- Exercise task
Every line that holds "questions" should be shown.

(Records from a data collection)
-- Begin --
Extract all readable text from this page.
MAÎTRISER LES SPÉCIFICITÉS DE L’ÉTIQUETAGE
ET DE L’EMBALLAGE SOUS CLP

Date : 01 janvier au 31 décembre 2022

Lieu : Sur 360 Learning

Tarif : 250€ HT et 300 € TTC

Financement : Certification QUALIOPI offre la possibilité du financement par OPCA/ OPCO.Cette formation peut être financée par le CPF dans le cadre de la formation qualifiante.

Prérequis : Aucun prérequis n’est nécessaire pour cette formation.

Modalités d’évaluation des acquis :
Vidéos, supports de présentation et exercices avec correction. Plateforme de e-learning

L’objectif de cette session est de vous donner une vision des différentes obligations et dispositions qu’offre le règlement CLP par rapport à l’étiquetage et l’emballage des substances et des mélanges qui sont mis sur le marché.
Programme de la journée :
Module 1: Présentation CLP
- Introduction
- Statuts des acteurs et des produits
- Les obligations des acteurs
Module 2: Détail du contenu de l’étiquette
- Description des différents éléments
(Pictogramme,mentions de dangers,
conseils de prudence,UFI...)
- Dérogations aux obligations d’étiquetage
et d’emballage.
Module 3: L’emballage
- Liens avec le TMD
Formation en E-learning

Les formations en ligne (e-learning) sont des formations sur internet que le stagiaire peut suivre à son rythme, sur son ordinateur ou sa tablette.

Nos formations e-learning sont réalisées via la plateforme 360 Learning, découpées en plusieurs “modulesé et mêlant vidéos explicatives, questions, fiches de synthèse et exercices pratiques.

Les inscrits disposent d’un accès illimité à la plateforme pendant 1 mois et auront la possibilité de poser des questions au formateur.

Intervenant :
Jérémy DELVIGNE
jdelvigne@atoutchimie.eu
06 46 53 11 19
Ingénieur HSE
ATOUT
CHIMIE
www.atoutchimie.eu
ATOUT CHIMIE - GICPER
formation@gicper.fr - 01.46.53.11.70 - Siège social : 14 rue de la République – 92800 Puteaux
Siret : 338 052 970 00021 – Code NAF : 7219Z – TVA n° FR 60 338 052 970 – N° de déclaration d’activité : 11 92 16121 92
-- End --
- Task response
Nos formations e-learning sont réalisées via la plateforme 360 Learning, découpées en plusieurs “modulesé et mêlant vidéos explicatives, questions, fiches de synthèse et exercices pratiques.
Les inscrits disposent d’un accès illimité à la plateforme pendant 1 mois et auront la possibilité de poser des questions au formateur.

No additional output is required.